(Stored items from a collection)

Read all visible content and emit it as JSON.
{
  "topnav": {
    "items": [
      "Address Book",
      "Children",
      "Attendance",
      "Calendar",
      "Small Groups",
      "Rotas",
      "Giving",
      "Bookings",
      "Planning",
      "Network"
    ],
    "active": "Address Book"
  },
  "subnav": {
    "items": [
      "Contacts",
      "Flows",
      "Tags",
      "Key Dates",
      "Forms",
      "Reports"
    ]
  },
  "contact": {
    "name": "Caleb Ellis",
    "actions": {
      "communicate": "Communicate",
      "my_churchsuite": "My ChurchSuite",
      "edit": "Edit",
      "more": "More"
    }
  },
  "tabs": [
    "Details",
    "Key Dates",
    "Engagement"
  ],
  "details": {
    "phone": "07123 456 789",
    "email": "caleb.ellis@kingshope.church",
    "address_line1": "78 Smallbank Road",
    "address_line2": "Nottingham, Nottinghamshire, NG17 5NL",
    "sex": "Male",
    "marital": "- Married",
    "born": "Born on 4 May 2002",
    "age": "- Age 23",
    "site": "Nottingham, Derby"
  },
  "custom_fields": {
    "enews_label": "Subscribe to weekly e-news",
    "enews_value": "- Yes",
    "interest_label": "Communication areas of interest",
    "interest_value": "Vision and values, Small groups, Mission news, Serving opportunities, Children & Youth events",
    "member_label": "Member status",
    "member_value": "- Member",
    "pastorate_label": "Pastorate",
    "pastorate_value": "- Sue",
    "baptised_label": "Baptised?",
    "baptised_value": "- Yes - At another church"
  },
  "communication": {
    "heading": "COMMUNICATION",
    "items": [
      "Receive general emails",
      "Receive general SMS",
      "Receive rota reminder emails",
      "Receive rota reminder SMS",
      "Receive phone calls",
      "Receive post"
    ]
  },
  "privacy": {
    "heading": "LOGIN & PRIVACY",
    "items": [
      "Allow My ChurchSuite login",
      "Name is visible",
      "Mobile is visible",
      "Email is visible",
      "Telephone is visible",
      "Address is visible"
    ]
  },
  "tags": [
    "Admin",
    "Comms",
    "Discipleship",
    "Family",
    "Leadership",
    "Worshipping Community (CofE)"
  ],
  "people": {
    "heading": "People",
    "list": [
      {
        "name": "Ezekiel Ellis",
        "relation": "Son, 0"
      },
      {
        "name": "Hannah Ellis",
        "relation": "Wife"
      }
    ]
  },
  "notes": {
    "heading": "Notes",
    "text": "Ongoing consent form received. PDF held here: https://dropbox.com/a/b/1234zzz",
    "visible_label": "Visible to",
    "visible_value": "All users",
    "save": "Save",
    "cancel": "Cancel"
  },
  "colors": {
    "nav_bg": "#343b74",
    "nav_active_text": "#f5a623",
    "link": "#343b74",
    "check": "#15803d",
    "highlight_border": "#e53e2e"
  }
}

→ Short problem
Transcribe every entry verbatim.

→ Written solution
Read all visible content and emit it as JSON.
{
  "topnav": {
    "items": [
      "Address Book",
      "Children",
      "Attendance",
      "Calendar",
      "Small Groups",
      "Rotas",
      "Giving",
      "Bookings",
      "Planning",
      "Network"
    ],
    "active": "Address Book"
  },
  "subnav": {
    "items": [
      "Contacts",
      "Flows",
      "Tags",
      "Key Dates",
      "Forms",
      "Reports"
    ]
  },
  "contact": {
    "name": "Caleb Ellis",
    "actions": {
      "communicate": "Communicate",
      "my_churchsuite": "My ChurchSuite",
      "edit": "Edit",
      "more": "More"
    }
  },
  "tabs": [
    "Details",
    "Key Dates",
    "Engagement"
  ],
  "details": {
    "phone": "07123 456 789",
    "email": "caleb.ellis@kingshope.church",
    "address_line1": "78 Smallbank Road",
    "address_line2": "Nottingham, Nottinghamshire, NG17 5NL",
    "sex": "Male",
    "marital": "- Married",
    "born": "Born on 4 May 2002",
    "age": "- Age 23",
    "site": "Nottingham, Derby"
  },
  "custom_fields": {
    "enews_label": "Subscribe to weekly e-news",
    "enews_value": "- Yes",
    "interest_label": "Communication areas of interest",
    "interest_value": "Vision and values, Small groups, Mission news, Serving opportunities, Children & Youth events",
    "member_label": "Member status",
    "member_value": "- Member",
    "pastorate_label": "Pastorate",
    "pastorate_value": "- Sue",
    "baptised_label": "Baptised?",
    "baptised_value": "- Yes - At another church"
  },
  "communication": {
    "heading": "COMMUNICATION",
    "items": [
      "Receive general emails",
      "Receive general SMS",
      "Receive rota reminder emails",
      "Receive rota reminder SMS",
      "Receive phone calls",
      "Receive post"
    ]
  },
  "privacy": {
    "heading": "LOGIN & PRIVACY",
    "items": [
      "Allow My ChurchSuite login",
      "Name is visible",
      "Mobile is visible",
      "Email is visible",
      "Telephone is visible",
      "Address is visible"
    ]
  },
  "tags": [
    "Admin",
    "Comms",
    "Discipleship",
    "Family",
    "Leadership",
    "Worshipping Community (CofE)"
  ],
  "people": {
    "heading": "People",
    "list": [
      {
        "name": "Ezekiel Ellis",
        "relation": "Son, 0"
      },
      {
        "name": "Hannah Ellis",
        "relation": "Wife"
      }
    ]
  },
  "notes": {
    "heading": "Notes",
    "text": "Ongoing consent form received. PDF held here: https://dropbox.com/a/b/1234zzz",
    "visible_label": "Visible to",
    "visible_value": "All users",
    "save": "Save",
    "cancel": "Cancel"
  },
  "colors": {
    "nav_bg": "#343b74",
    "nav_active_text": "#f5a623",
    "link": "#343b74",
    "check": "#15803d",
    "highlight_border": "#e53e2e"
  }
}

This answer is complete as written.